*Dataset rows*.
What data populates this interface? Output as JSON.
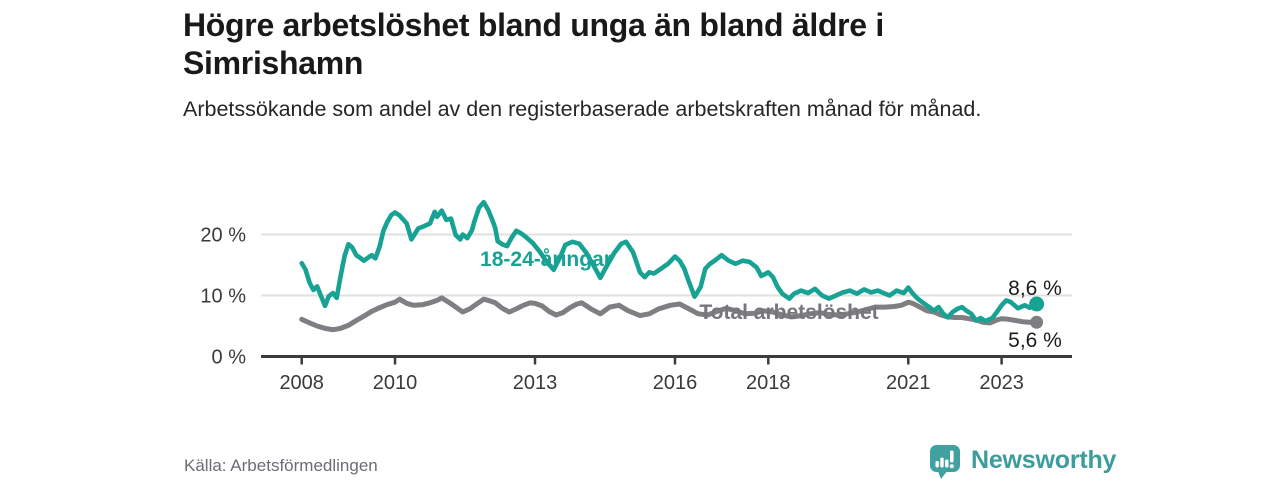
{
  "header": {
    "title": "Högre arbetslöshet bland unga än bland äldre i Simrishamn",
    "subtitle": "Arbetssökande som andel av den registerbaserade arbetskraften månad för månad."
  },
  "footer": {
    "source": "Källa: Arbetsförmedlingen",
    "brand": "Newsworthy"
  },
  "colors": {
    "young_line": "#17a293",
    "total_line": "#7e7e83",
    "grid": "#e0e0e0",
    "axis": "#3c3c3c",
    "tick_label": "#3a3a3a",
    "end_label": "#1c1c1c",
    "title_text": "#191919",
    "source_text": "#6c6c75",
    "brand_teal": "#41a0a0"
  },
  "chart_data": {
    "type": "line",
    "unit": "%",
    "title": "Högre arbetslöshet bland unga än bland äldre i Simrishamn",
    "subtitle": "Arbetssökande som andel av den registerbaserade arbetskraften månad för månad.",
    "grid": "horizontal-only",
    "x_ticks": [
      2008,
      2010,
      2013,
      2016,
      2018,
      2021,
      2023
    ],
    "y_ticks": [
      {
        "value": 0,
        "label": "0 %"
      },
      {
        "value": 10,
        "label": "10 %"
      },
      {
        "value": 20,
        "label": "20 %"
      }
    ],
    "ylim": [
      0,
      27
    ],
    "x_range_years": [
      2008.0,
      2023.75
    ],
    "series": [
      {
        "id": "total",
        "name": "Total arbetslöshet",
        "end_label": "5,6 %",
        "last_value": 5.6,
        "color": "#7e7e83",
        "label_color": "#76767b",
        "points": [
          [
            2008.0,
            6.1
          ],
          [
            2008.17,
            5.5
          ],
          [
            2008.33,
            5.0
          ],
          [
            2008.5,
            4.6
          ],
          [
            2008.67,
            4.4
          ],
          [
            2008.83,
            4.6
          ],
          [
            2009.0,
            5.1
          ],
          [
            2009.17,
            5.9
          ],
          [
            2009.33,
            6.6
          ],
          [
            2009.5,
            7.4
          ],
          [
            2009.67,
            8.0
          ],
          [
            2009.83,
            8.5
          ],
          [
            2010.0,
            8.9
          ],
          [
            2010.1,
            9.4
          ],
          [
            2010.25,
            8.7
          ],
          [
            2010.4,
            8.4
          ],
          [
            2010.6,
            8.5
          ],
          [
            2010.75,
            8.8
          ],
          [
            2010.9,
            9.2
          ],
          [
            2011.0,
            9.6
          ],
          [
            2011.15,
            8.9
          ],
          [
            2011.3,
            8.1
          ],
          [
            2011.45,
            7.3
          ],
          [
            2011.6,
            7.8
          ],
          [
            2011.75,
            8.6
          ],
          [
            2011.9,
            9.4
          ],
          [
            2012.0,
            9.2
          ],
          [
            2012.15,
            8.8
          ],
          [
            2012.3,
            7.9
          ],
          [
            2012.45,
            7.3
          ],
          [
            2012.6,
            7.8
          ],
          [
            2012.75,
            8.4
          ],
          [
            2012.9,
            8.8
          ],
          [
            2013.0,
            8.7
          ],
          [
            2013.15,
            8.3
          ],
          [
            2013.3,
            7.4
          ],
          [
            2013.45,
            6.8
          ],
          [
            2013.6,
            7.2
          ],
          [
            2013.75,
            8.0
          ],
          [
            2013.9,
            8.6
          ],
          [
            2014.0,
            8.8
          ],
          [
            2014.2,
            7.8
          ],
          [
            2014.4,
            7.0
          ],
          [
            2014.6,
            8.1
          ],
          [
            2014.8,
            8.4
          ],
          [
            2015.0,
            7.5
          ],
          [
            2015.25,
            6.7
          ],
          [
            2015.45,
            7.0
          ],
          [
            2015.65,
            7.8
          ],
          [
            2015.9,
            8.4
          ],
          [
            2016.1,
            8.6
          ],
          [
            2016.3,
            7.8
          ],
          [
            2016.5,
            7.0
          ],
          [
            2016.7,
            6.8
          ],
          [
            2016.9,
            7.4
          ],
          [
            2017.1,
            7.9
          ],
          [
            2017.3,
            7.5
          ],
          [
            2017.5,
            7.0
          ],
          [
            2017.7,
            7.1
          ],
          [
            2017.9,
            7.5
          ],
          [
            2018.1,
            7.3
          ],
          [
            2018.3,
            6.8
          ],
          [
            2018.5,
            6.5
          ],
          [
            2018.7,
            6.7
          ],
          [
            2018.9,
            7.0
          ],
          [
            2019.1,
            7.2
          ],
          [
            2019.3,
            6.9
          ],
          [
            2019.5,
            6.8
          ],
          [
            2019.7,
            7.0
          ],
          [
            2019.9,
            7.3
          ],
          [
            2020.1,
            7.7
          ],
          [
            2020.3,
            8.1
          ],
          [
            2020.5,
            8.1
          ],
          [
            2020.7,
            8.2
          ],
          [
            2020.85,
            8.4
          ],
          [
            2021.0,
            8.9
          ],
          [
            2021.1,
            8.7
          ],
          [
            2021.25,
            8.1
          ],
          [
            2021.4,
            7.5
          ],
          [
            2021.55,
            7.3
          ],
          [
            2021.7,
            6.8
          ],
          [
            2021.85,
            6.5
          ],
          [
            2022.0,
            6.4
          ],
          [
            2022.15,
            6.4
          ],
          [
            2022.3,
            6.2
          ],
          [
            2022.45,
            6.0
          ],
          [
            2022.6,
            5.6
          ],
          [
            2022.75,
            5.5
          ],
          [
            2022.9,
            6.0
          ],
          [
            2023.0,
            6.2
          ],
          [
            2023.15,
            6.1
          ],
          [
            2023.3,
            5.9
          ],
          [
            2023.45,
            5.7
          ],
          [
            2023.6,
            5.6
          ],
          [
            2023.75,
            5.6
          ]
        ]
      },
      {
        "id": "young",
        "name": "18-24-åringar",
        "end_label": "8,6 %",
        "last_value": 8.6,
        "color": "#17a293",
        "label_color": "#17a293",
        "points": [
          [
            2008.0,
            15.3
          ],
          [
            2008.08,
            14.3
          ],
          [
            2008.17,
            12.1
          ],
          [
            2008.25,
            10.9
          ],
          [
            2008.33,
            11.5
          ],
          [
            2008.42,
            9.8
          ],
          [
            2008.5,
            8.3
          ],
          [
            2008.58,
            9.9
          ],
          [
            2008.67,
            10.4
          ],
          [
            2008.75,
            9.6
          ],
          [
            2008.83,
            13.0
          ],
          [
            2008.92,
            16.5
          ],
          [
            2009.0,
            18.4
          ],
          [
            2009.08,
            17.9
          ],
          [
            2009.17,
            16.6
          ],
          [
            2009.25,
            16.2
          ],
          [
            2009.33,
            15.7
          ],
          [
            2009.42,
            16.2
          ],
          [
            2009.5,
            16.6
          ],
          [
            2009.58,
            16.1
          ],
          [
            2009.67,
            18.0
          ],
          [
            2009.75,
            20.6
          ],
          [
            2009.83,
            22.0
          ],
          [
            2009.92,
            23.2
          ],
          [
            2010.0,
            23.6
          ],
          [
            2010.1,
            23.1
          ],
          [
            2010.25,
            21.8
          ],
          [
            2010.35,
            19.2
          ],
          [
            2010.5,
            21.0
          ],
          [
            2010.6,
            21.3
          ],
          [
            2010.75,
            21.8
          ],
          [
            2010.85,
            23.7
          ],
          [
            2010.9,
            22.9
          ],
          [
            2011.0,
            23.9
          ],
          [
            2011.1,
            22.4
          ],
          [
            2011.2,
            22.6
          ],
          [
            2011.3,
            19.9
          ],
          [
            2011.4,
            19.2
          ],
          [
            2011.45,
            20.0
          ],
          [
            2011.55,
            19.4
          ],
          [
            2011.65,
            20.7
          ],
          [
            2011.7,
            22.1
          ],
          [
            2011.8,
            24.4
          ],
          [
            2011.9,
            25.3
          ],
          [
            2012.0,
            24.0
          ],
          [
            2012.1,
            22.1
          ],
          [
            2012.15,
            21.0
          ],
          [
            2012.2,
            18.9
          ],
          [
            2012.3,
            18.4
          ],
          [
            2012.4,
            18.1
          ],
          [
            2012.5,
            19.5
          ],
          [
            2012.6,
            20.6
          ],
          [
            2012.7,
            20.2
          ],
          [
            2012.8,
            19.6
          ],
          [
            2012.95,
            18.6
          ],
          [
            2013.1,
            17.2
          ],
          [
            2013.25,
            15.5
          ],
          [
            2013.4,
            14.2
          ],
          [
            2013.55,
            16.5
          ],
          [
            2013.65,
            18.3
          ],
          [
            2013.8,
            18.8
          ],
          [
            2013.95,
            18.5
          ],
          [
            2014.1,
            17.0
          ],
          [
            2014.25,
            15.0
          ],
          [
            2014.4,
            12.9
          ],
          [
            2014.55,
            15.0
          ],
          [
            2014.7,
            17.0
          ],
          [
            2014.85,
            18.5
          ],
          [
            2014.95,
            18.8
          ],
          [
            2015.1,
            17.1
          ],
          [
            2015.25,
            13.8
          ],
          [
            2015.35,
            13.0
          ],
          [
            2015.45,
            13.8
          ],
          [
            2015.55,
            13.6
          ],
          [
            2015.7,
            14.4
          ],
          [
            2015.85,
            15.2
          ],
          [
            2016.0,
            16.4
          ],
          [
            2016.1,
            15.7
          ],
          [
            2016.2,
            14.4
          ],
          [
            2016.3,
            12.2
          ],
          [
            2016.42,
            9.8
          ],
          [
            2016.55,
            11.4
          ],
          [
            2016.65,
            14.4
          ],
          [
            2016.75,
            15.2
          ],
          [
            2016.85,
            15.7
          ],
          [
            2017.0,
            16.6
          ],
          [
            2017.15,
            15.7
          ],
          [
            2017.3,
            15.2
          ],
          [
            2017.45,
            15.7
          ],
          [
            2017.6,
            15.5
          ],
          [
            2017.75,
            14.6
          ],
          [
            2017.85,
            13.2
          ],
          [
            2018.0,
            13.8
          ],
          [
            2018.1,
            13.0
          ],
          [
            2018.2,
            11.4
          ],
          [
            2018.3,
            10.3
          ],
          [
            2018.45,
            9.5
          ],
          [
            2018.55,
            10.3
          ],
          [
            2018.7,
            10.8
          ],
          [
            2018.85,
            10.4
          ],
          [
            2019.0,
            11.1
          ],
          [
            2019.15,
            10.0
          ],
          [
            2019.3,
            9.5
          ],
          [
            2019.45,
            10.0
          ],
          [
            2019.6,
            10.5
          ],
          [
            2019.75,
            10.8
          ],
          [
            2019.9,
            10.3
          ],
          [
            2020.05,
            11.0
          ],
          [
            2020.2,
            10.5
          ],
          [
            2020.35,
            10.8
          ],
          [
            2020.5,
            10.3
          ],
          [
            2020.6,
            10.0
          ],
          [
            2020.75,
            10.8
          ],
          [
            2020.9,
            10.4
          ],
          [
            2021.0,
            11.3
          ],
          [
            2021.1,
            10.3
          ],
          [
            2021.2,
            9.5
          ],
          [
            2021.3,
            8.9
          ],
          [
            2021.45,
            8.1
          ],
          [
            2021.55,
            7.5
          ],
          [
            2021.65,
            8.1
          ],
          [
            2021.75,
            7.0
          ],
          [
            2021.85,
            6.4
          ],
          [
            2021.95,
            7.3
          ],
          [
            2022.05,
            7.8
          ],
          [
            2022.15,
            8.1
          ],
          [
            2022.25,
            7.5
          ],
          [
            2022.35,
            7.0
          ],
          [
            2022.45,
            5.9
          ],
          [
            2022.55,
            6.3
          ],
          [
            2022.65,
            5.8
          ],
          [
            2022.8,
            6.3
          ],
          [
            2022.9,
            7.3
          ],
          [
            2023.0,
            8.4
          ],
          [
            2023.1,
            9.2
          ],
          [
            2023.2,
            8.9
          ],
          [
            2023.35,
            7.9
          ],
          [
            2023.5,
            8.4
          ],
          [
            2023.6,
            8.0
          ],
          [
            2023.75,
            8.6
          ]
        ]
      }
    ]
  }
}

*Task statement*. Scan the data above and copy every line with "arbetskraften" in it.

*Exercise answer*.
    "subtitle": "Arbetssökande som andel av den registerbaserade arbetskraften månad för månad."
    "subtitle": "Arbetssökande som andel av den registerbaserade arbetskraften månad för månad.",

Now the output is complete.